**WHAT TO DO:**
Repeat the listing exactly as given, omitting every image.

**RECORD SET:**
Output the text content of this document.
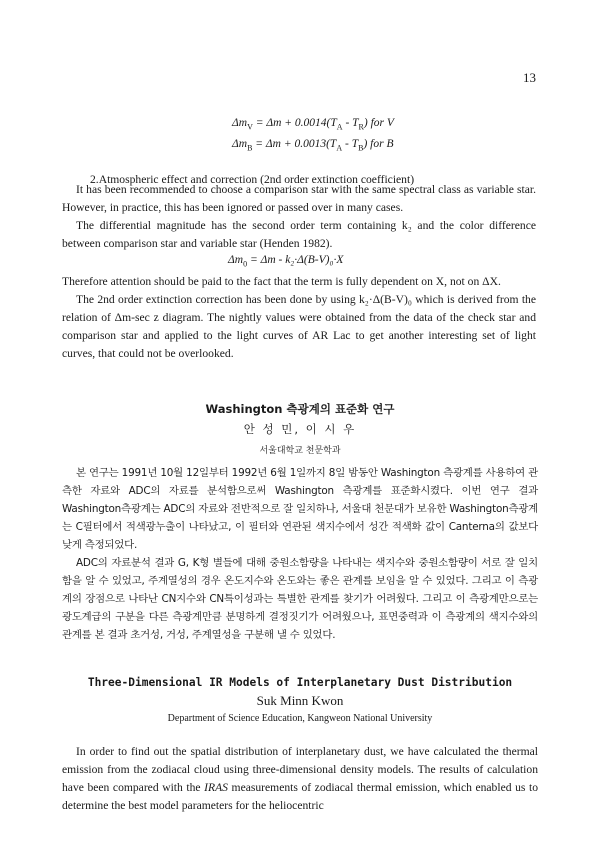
13
$\Delta m_V = \Delta m + 0.0014(T_A - T_R)$ for V
$\Delta m_B = \Delta m + 0.0013(T_A - T_B)$ for B
2.Atmospheric effect and correction (2nd order extinction coefficient)

It has been recommended to choose a comparison star with the same spectral class as variable star. However, in practice, this has been ignored or passed over in many cases.

The differential magnitude has the second order term containing k₂ and the color difference between comparison star and variable star (Henden 1982).

$\Delta m_0 = \Delta m - k_2\cdot\Delta(B-V)_0\cdot X$

Therefore attention should be paid to the fact that the term is fully dependent on X, not on ΔX.

The 2nd order extinction correction has been done by using k₂·Δ(B-V)₀ which is derived from the relation of Δm-sec z diagram. The nightly values were obtained from the data of the check star and comparison star and applied to the light curves of AR Lac to get another interesting set of light curves, that could not be overlooked.

Washington 측광계의 표준화 연구
안 성 민, 이 시 우
서울대학교 천문학과

본 연구는 1991년 10월 12일부터 1992년 6월 1일까지 8일 밤동안 Washington 측광계를 사용하여 관측한 자료와 ADC의 자료를 분석함으로써 Washington 측광계를 표준화시켰다. 이번 연구 결과 Washington측광계는 ADC의 자료와 전반적으로 잘 일치하나, 서울대 천문대가 보유한 Washington측광계는 C필터에서 적색광누출이 나타났고, 이 필터와 연관된 색지수에서 성간 적색화 값이 Canterna의 값보다 낮게 측정되었다.

ADC의 자료분석 결과 G, K형 별들에 대해 중원소함량을 나타내는 색지수와 중원소함량이 서로 잘 일치함을 알 수 있었고, 주계열성의 경우 온도지수와 온도와는 좋은 관계를 보임을 알 수 있었다. 그리고 이 측광계의 장점으로 나타난 CN지수와 CN특이성과는 특별한 관계를 찾기가 어려웠다. 그리고 이 측광계만으로는 광도계급의 구분을 다른 측광계만큼 분명하게 결정짓기가 어려웠으나, 표면중력과 이 측광계의 색지수와의 관계를 본 결과 초거성, 거성, 주계열성을 구분해 낼 수 있었다.

Three-Dimensional IR Models of Interplanetary Dust Distribution
Suk Minn Kwon
Department of Science Education, Kangweon National University

In order to find out the spatial distribution of interplanetary dust, we have calculated the thermal emission from the zodiacal cloud using three-dimensional density models. The results of calculation have been compared with the IRAS measurements of zodiacal thermal emission, which enabled us to determine the best model parameters for the heliocentric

**ANSWER:**
Output the text content of this document.
13
$\Delta m_V = \Delta m + 0.0014(T_A - T_R)$ for V
$\Delta m_B = \Delta m + 0.0013(T_A - T_B)$ for B
2.Atmospheric effect and correction (2nd order extinction coefficient)

It has been recommended to choose a comparison star with the same spectral class as variable star. However, in practice, this has been ignored or passed over in many cases.

The differential magnitude has the second order term containing k₂ and the color difference between comparison star and variable star (Henden 1982).

$\Delta m_0 = \Delta m - k_2\cdot\Delta(B-V)_0\cdot X$

Therefore attention should be paid to the fact that the term is fully dependent on X, not on ΔX.

The 2nd order extinction correction has been done by using k₂·Δ(B-V)₀ which is derived from the relation of Δm-sec z diagram. The nightly values were obtained from the data of the check star and comparison star and applied to the light curves of AR Lac to get another interesting set of light curves, that could not be overlooked.

Washington 측광계의 표준화 연구
안 성 민, 이 시 우
서울대학교 천문학과

본 연구는 1991년 10월 12일부터 1992년 6월 1일까지 8일 밤동안 Washington 측광계를 사용하여 관측한 자료와 ADC의 자료를 분석함으로써 Washington 측광계를 표준화시켰다. 이번 연구 결과 Washington측광계는 ADC의 자료와 전반적으로 잘 일치하나, 서울대 천문대가 보유한 Washington측광계는 C필터에서 적색광누출이 나타났고, 이 필터와 연관된 색지수에서 성간 적색화 값이 Canterna의 값보다 낮게 측정되었다.

ADC의 자료분석 결과 G, K형 별들에 대해 중원소함량을 나타내는 색지수와 중원소함량이 서로 잘 일치함을 알 수 있었고, 주계열성의 경우 온도지수와 온도와는 좋은 관계를 보임을 알 수 있었다. 그리고 이 측광계의 장점으로 나타난 CN지수와 CN특이성과는 특별한 관계를 찾기가 어려웠다. 그리고 이 측광계만으로는 광도계급의 구분을 다른 측광계만큼 분명하게 결정짓기가 어려웠으나, 표면중력과 이 측광계의 색지수와의 관계를 본 결과 초거성, 거성, 주계열성을 구분해 낼 수 있었다.

Three-Dimensional IR Models of Interplanetary Dust Distribution
Suk Minn Kwon
Department of Science Education, Kangweon National University

In order to find out the spatial distribution of interplanetary dust, we have calculated the thermal emission from the zodiacal cloud using three-dimensional density models. The results of calculation have been compared with the IRAS measurements of zodiacal thermal emission, which enabled us to determine the best model parameters for the heliocentric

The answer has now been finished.